* **Exercise**
Below are records. Count every line containing the word "color" and give the number alone.

··· Data listing ···

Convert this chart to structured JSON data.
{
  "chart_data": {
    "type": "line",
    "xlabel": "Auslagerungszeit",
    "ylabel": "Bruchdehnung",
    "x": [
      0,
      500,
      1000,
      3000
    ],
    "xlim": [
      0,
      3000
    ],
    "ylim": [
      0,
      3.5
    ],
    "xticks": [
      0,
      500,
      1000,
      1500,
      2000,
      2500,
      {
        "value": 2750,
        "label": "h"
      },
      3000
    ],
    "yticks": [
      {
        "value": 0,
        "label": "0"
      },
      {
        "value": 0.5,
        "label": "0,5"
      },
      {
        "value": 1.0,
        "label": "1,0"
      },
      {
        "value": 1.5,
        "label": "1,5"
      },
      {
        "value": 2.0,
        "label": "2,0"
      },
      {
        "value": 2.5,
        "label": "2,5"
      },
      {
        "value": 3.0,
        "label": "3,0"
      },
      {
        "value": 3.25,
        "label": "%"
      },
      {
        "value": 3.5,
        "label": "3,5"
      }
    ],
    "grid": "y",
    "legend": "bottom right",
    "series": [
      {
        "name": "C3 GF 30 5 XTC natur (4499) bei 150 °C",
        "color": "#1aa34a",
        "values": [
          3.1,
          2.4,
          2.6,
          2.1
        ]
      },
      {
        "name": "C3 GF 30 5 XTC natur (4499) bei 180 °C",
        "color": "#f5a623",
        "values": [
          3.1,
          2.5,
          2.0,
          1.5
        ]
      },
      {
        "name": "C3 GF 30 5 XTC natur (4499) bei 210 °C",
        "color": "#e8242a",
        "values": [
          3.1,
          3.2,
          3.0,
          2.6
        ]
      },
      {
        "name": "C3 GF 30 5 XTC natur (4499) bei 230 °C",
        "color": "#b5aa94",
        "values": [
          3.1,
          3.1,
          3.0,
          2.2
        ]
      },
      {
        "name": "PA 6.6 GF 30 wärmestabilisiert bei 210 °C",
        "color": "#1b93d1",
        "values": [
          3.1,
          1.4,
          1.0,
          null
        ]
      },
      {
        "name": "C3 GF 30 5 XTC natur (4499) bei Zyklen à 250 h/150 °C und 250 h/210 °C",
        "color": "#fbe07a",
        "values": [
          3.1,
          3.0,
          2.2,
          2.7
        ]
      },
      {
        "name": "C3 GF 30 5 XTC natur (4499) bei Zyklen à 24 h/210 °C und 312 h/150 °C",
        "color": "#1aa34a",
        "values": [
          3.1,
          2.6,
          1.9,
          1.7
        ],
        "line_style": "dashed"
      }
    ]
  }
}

···

* **Task solution**
7